ASSIGNMENT. Each line below that includes the word "coli" adds one to the count; give that count and nothing else.

***** DATA SHOWN

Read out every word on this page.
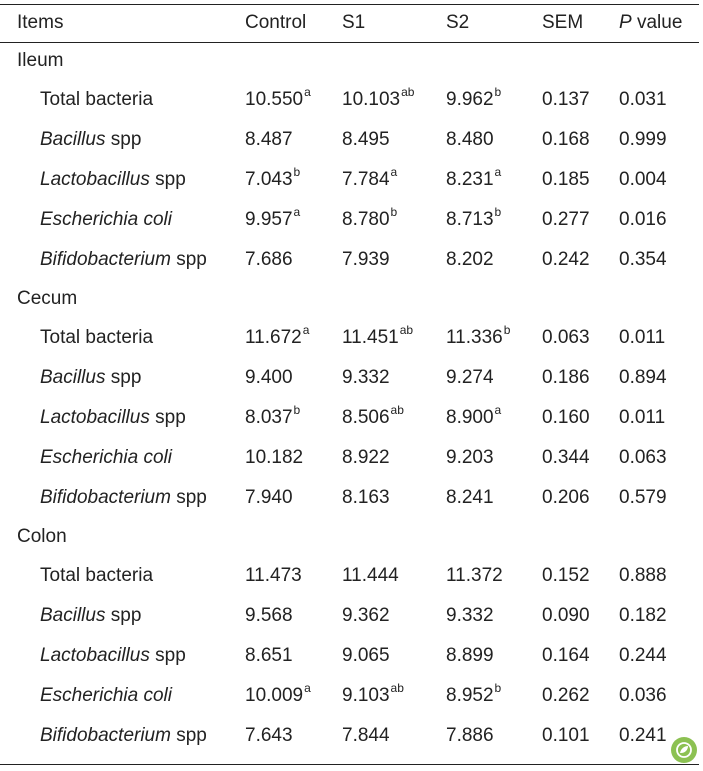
Items	Control	S1	S2	SEM	P value
Ileum					
Total bacteria	10.550$^a$	10.103$^{ab}$	9.962$^b$	0.137	0.031
Bacillus spp	8.487	8.495	8.480	0.168	0.999
Lactobacillus spp	7.043$^b$	7.784$^a$	8.231$^a$	0.185	0.004
Escherichia coli	9.957$^a$	8.780$^b$	8.713$^b$	0.277	0.016
Bifidobacterium spp	7.686	7.939	8.202	0.242	0.354
Cecum					
Total bacteria	11.672$^a$	11.451$^{ab}$	11.336$^b$	0.063	0.011
Bacillus spp	9.400	9.332	9.274	0.186	0.894
Lactobacillus spp	8.037$^b$	8.506$^{ab}$	8.900$^a$	0.160	0.011
Escherichia coli	10.182	8.922	9.203	0.344	0.063
Bifidobacterium spp	7.940	8.163	8.241	0.206	0.579
Colon					
Total bacteria	11.473	11.444	11.372	0.152	0.888
Bacillus spp	9.568	9.362	9.332	0.090	0.182
Lactobacillus spp	8.651	9.065	8.899	0.164	0.244
Escherichia coli	10.009$^a$	9.103$^{ab}$	8.952$^b$	0.262	0.036
Bifidobacterium spp	7.643	7.844	7.886	0.101	0.241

**********

RESULT FOR THIS EXERCISE. 3